> **What you have to do**
What lines of the data hold the string "både"? Pull each one out.

[Entries from a visual dataset]
--- Start ---

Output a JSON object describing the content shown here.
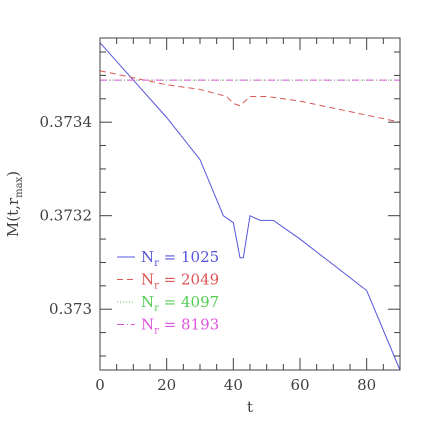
{
  "chart_data": {
    "type": "line",
    "title": "",
    "xlabel": "t",
    "ylabel": "M(t,r",
    "ylabel_sub": "max",
    "ylabel_close": ")",
    "xlim": [
      0,
      90
    ],
    "ylim": [
      0.37287,
      0.37358
    ],
    "x_ticks": [
      {
        "value": 0,
        "label": "0"
      },
      {
        "value": 20,
        "label": "20"
      },
      {
        "value": 40,
        "label": "40"
      },
      {
        "value": 60,
        "label": "60"
      },
      {
        "value": 80,
        "label": "80"
      }
    ],
    "y_ticks": [
      {
        "value": 0.373,
        "label": "0.373"
      },
      {
        "value": 0.3732,
        "label": "0.3732"
      },
      {
        "value": 0.3734,
        "label": "0.3734"
      }
    ],
    "x_minor_step": 5,
    "y_minor_step": 5e-05,
    "grid": false,
    "legend_position": "bottom-left",
    "series": [
      {
        "name": "N",
        "name_sub": "r",
        "name_value": " = 1025",
        "color": "#5555dd",
        "dash": "",
        "points": [
          [
            0,
            0.37357
          ],
          [
            10,
            0.37349
          ],
          [
            20,
            0.37341
          ],
          [
            30,
            0.37332
          ],
          [
            37,
            0.3732
          ],
          [
            40,
            0.373185
          ],
          [
            42,
            0.37311
          ],
          [
            43,
            0.37311
          ],
          [
            45,
            0.3732
          ],
          [
            48,
            0.37319
          ],
          [
            52,
            0.37319
          ],
          [
            60,
            0.37315
          ],
          [
            70,
            0.373095
          ],
          [
            80,
            0.37304
          ],
          [
            90,
            0.37287
          ]
        ]
      },
      {
        "name": "N",
        "name_sub": "r",
        "name_value": " = 2049",
        "color": "#dd5555",
        "dash": "6,4",
        "points": [
          [
            0,
            0.37351
          ],
          [
            10,
            0.373495
          ],
          [
            20,
            0.37348
          ],
          [
            30,
            0.37347
          ],
          [
            38,
            0.373455
          ],
          [
            40,
            0.37344
          ],
          [
            42,
            0.373435
          ],
          [
            45,
            0.373455
          ],
          [
            50,
            0.373455
          ],
          [
            60,
            0.373445
          ],
          [
            70,
            0.37343
          ],
          [
            80,
            0.373415
          ],
          [
            90,
            0.3734
          ]
        ]
      },
      {
        "name": "N",
        "name_sub": "r",
        "name_value": " = 4097",
        "color": "#55cc55",
        "dash": "1,2",
        "points": [
          [
            0,
            0.37349
          ],
          [
            45,
            0.37349
          ],
          [
            90,
            0.37349
          ]
        ]
      },
      {
        "name": "N",
        "name_sub": "r",
        "name_value": " = 8193",
        "color": "#dd55dd",
        "dash": "7,3,1,3",
        "points": [
          [
            0,
            0.37349
          ],
          [
            45,
            0.37349
          ],
          [
            90,
            0.37349
          ]
        ]
      }
    ]
  }
}
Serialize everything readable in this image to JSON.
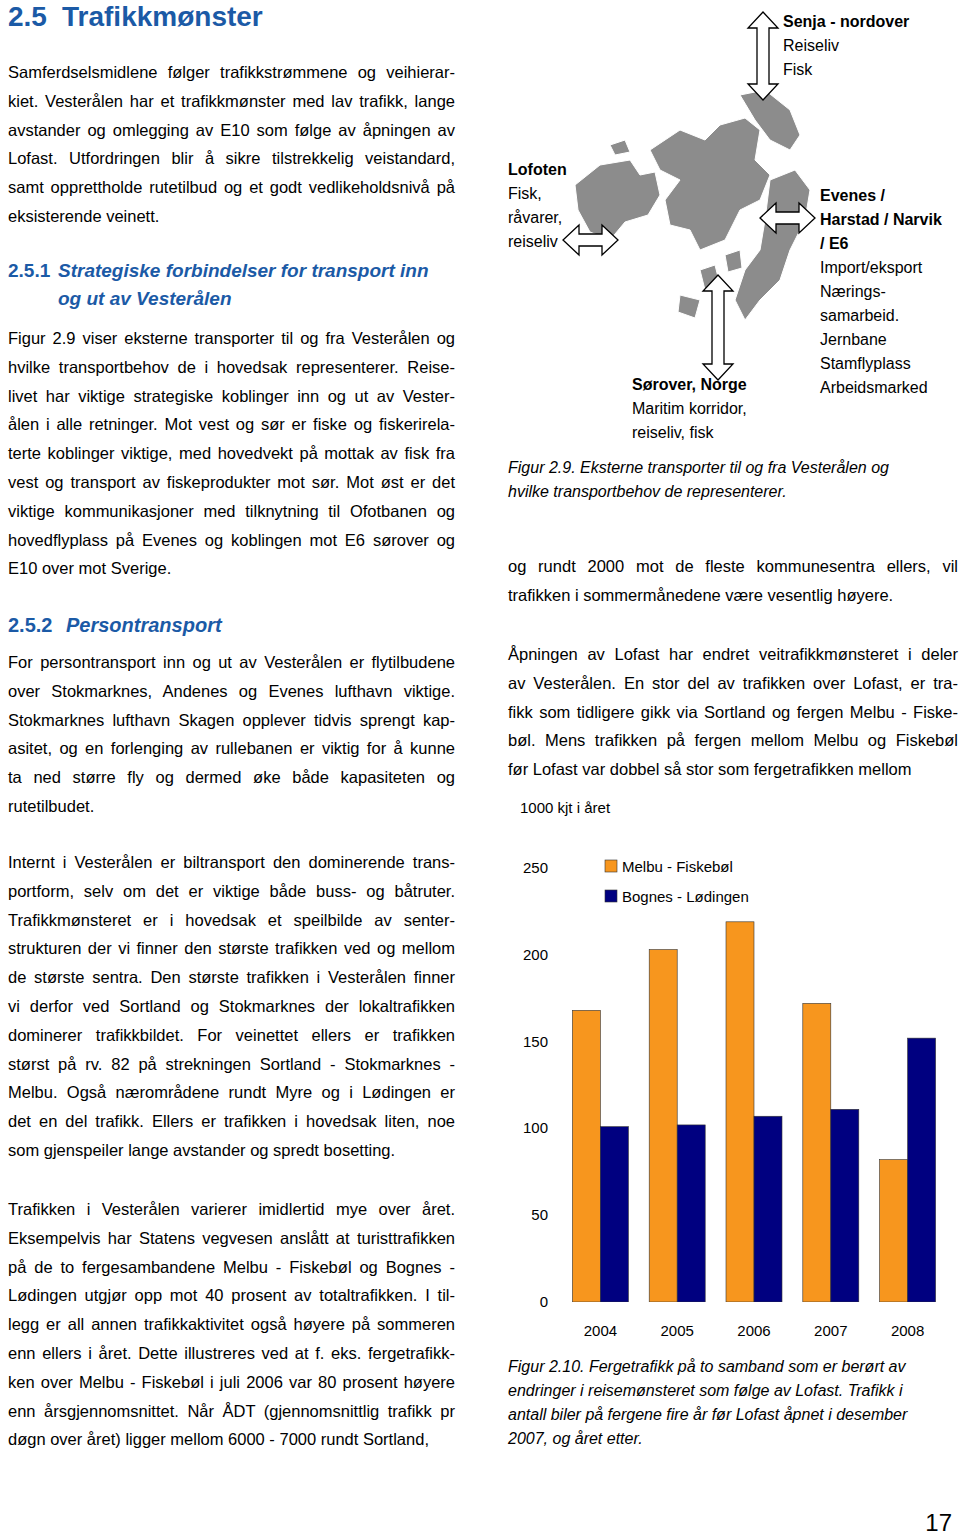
{
  "section": {
    "number": "2.5",
    "title": "Trafikkmønster",
    "intro": [
      "Samferdselsmidlene følger trafikkstrømmene og veihierar-",
      "kiet. Vesterålen har et trafikkmønster med lav trafikk, lange",
      "avstander og omlegging av E10 som følge av åpningen av",
      "Lofast. Utfordringen blir å sikre tilstrekkelig veistandard,",
      "samt opprettholde rutetilbud og et godt vedlikeholdsnivå på",
      "eksisterende veinett."
    ]
  },
  "subsections": [
    {
      "number": "2.5.1",
      "title": [
        "Strategiske forbindelser for transport inn",
        "og ut av Vesterålen"
      ],
      "paragraphs": [
        [
          "Figur 2.9 viser eksterne transporter til og fra Vesterålen og",
          "hvilke transportbehov de i hovedsak representerer. Reise-",
          "livet har viktige strategiske koblinger inn og ut av Vester-",
          "ålen i alle retninger. Mot vest og sør er fiske og fiskerirela-",
          "terte koblinger viktige, med hovedvekt på mottak av fisk fra",
          "vest og transport av fiskeprodukter mot sør. Mot øst er det",
          "viktige kommunikasjoner med tilknytning til Ofotbanen og",
          "hovedflyplass på Evenes og koblingen mot E6 sørover og",
          "E10 over mot Sverige."
        ]
      ]
    },
    {
      "number": "2.5.2",
      "title": [
        "Persontransport"
      ],
      "paragraphs": [
        [
          "For persontransport inn og ut av Vesterålen er flytilbudene",
          "over Stokmarknes, Andenes og Evenes lufthavn viktige.",
          "Stokmarknes lufthavn Skagen opplever tidvis sprengt kap-",
          "asitet, og en forlenging av rullebanen er viktig for å kunne",
          "ta ned større fly og dermed øke både kapasiteten og",
          "rutetilbudet."
        ],
        [
          "Internt i Vesterålen er biltransport den dominerende trans-",
          "portform, selv om det er viktige både buss- og båtruter.",
          "Trafikkmønsteret er i hovedsak et speilbilde av senter-",
          "strukturen der vi finner den største trafikken ved og mellom",
          "de største sentra. Den største trafikken i Vesterålen finner",
          "vi derfor ved Sortland og Stokmarknes der lokaltrafikken",
          "dominerer trafikkbildet. For veinettet ellers er trafikken",
          "størst på rv. 82 på strekningen Sortland - Stokmarknes -",
          "Melbu. Også nærområdene rundt Myre og i Lødingen er",
          "det en del trafikk. Ellers er trafikken i hovedsak liten, noe",
          "som gjenspeiler lange avstander og spredt bosetting."
        ],
        [
          "Trafikken i Vesterålen varierer imidlertid mye over året.",
          "Eksempelvis har Statens vegvesen anslått at turisttrafikken",
          "på de to fergesambandene Melbu - Fiskebøl og Bognes -",
          "Lødingen utgjør opp mot 40 prosent av totaltrafikken. I til-",
          "legg er all annen trafikkaktivitet også høyere på sommeren",
          "enn ellers i året. Dette illustreres ved at f. eks. fergetrafikk-",
          "ken over Melbu - Fiskebøl i juli 2006 var 80 prosent høyere",
          "enn årsgjennomsnittet. Når ÅDT (gjennomsnittlig trafikk pr",
          "døgn over året) ligger mellom 6000 - 7000 rundt Sortland,"
        ],
        [
          "og rundt 2000 mot de fleste kommunesentra ellers, vil",
          "trafikken i sommermånedene være vesentlig høyere."
        ],
        [
          "Åpningen av Lofast har endret veitrafikkmønsteret i deler",
          "av Vesterålen. En stor del av trafikken over Lofast, er tra-",
          "fikk som tidligere gikk via Sortland og fergen Melbu - Fiske-",
          "bøl. Mens trafikken på fergen mellom Melbu og Fiskebøl",
          "før Lofast var dobbel så stor som fergetrafikken mellom"
        ]
      ]
    }
  ],
  "figure_2_9": {
    "labels": [
      {
        "title": [
          "Senja - nordover"
        ],
        "lines": [
          "Reiseliv",
          "Fisk"
        ]
      },
      {
        "title": [
          "Lofoten"
        ],
        "lines": [
          "Fisk,",
          "råvarer,",
          "reiseliv"
        ]
      },
      {
        "title": [
          "Evenes /",
          "Harstad / Narvik",
          "/ E6"
        ],
        "lines": [
          "Import/eksport",
          "Nærings-",
          "samarbeid.",
          "Jernbane",
          "Stamflyplass",
          "Arbeidsmarked"
        ]
      },
      {
        "title": [
          "Sørover, Norge"
        ],
        "lines": [
          "Maritim korridor,",
          "reiseliv, fisk"
        ]
      }
    ],
    "caption": [
      "Figur 2.9. Eksterne transporter til og fra Vesterålen og",
      "hvilke transportbehov de representerer."
    ]
  },
  "chart_data": {
    "type": "bar",
    "ylabel": "1000 kjt i året",
    "categories": [
      "2004",
      "2005",
      "2006",
      "2007",
      "2008"
    ],
    "series": [
      {
        "name": "Melbu - Fiskebøl",
        "color": "#f7961e",
        "values": [
          168,
          203,
          219,
          172,
          82
        ]
      },
      {
        "name": "Bognes - Lødingen",
        "color": "#000080",
        "values": [
          101,
          102,
          107,
          111,
          152
        ]
      }
    ],
    "ylim": [
      0,
      250
    ],
    "yticks": [
      0,
      50,
      100,
      150,
      200,
      250
    ],
    "grid": false,
    "legend": "top"
  },
  "figure_2_10": {
    "caption": [
      "Figur 2.10. Fergetrafikk på to samband som er berørt av",
      "endringer i reisemønsteret som følge av Lofast. Trafikk i",
      "antall biler på fergene fire år før Lofast åpnet i desember",
      "2007, og året etter."
    ]
  },
  "page_number": "17"
}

--- End ---

> **Final result**
          "ta ned større fly og dermed øke både kapasiteten og",
          "portform, selv om det er viktige både buss- og båtruter.",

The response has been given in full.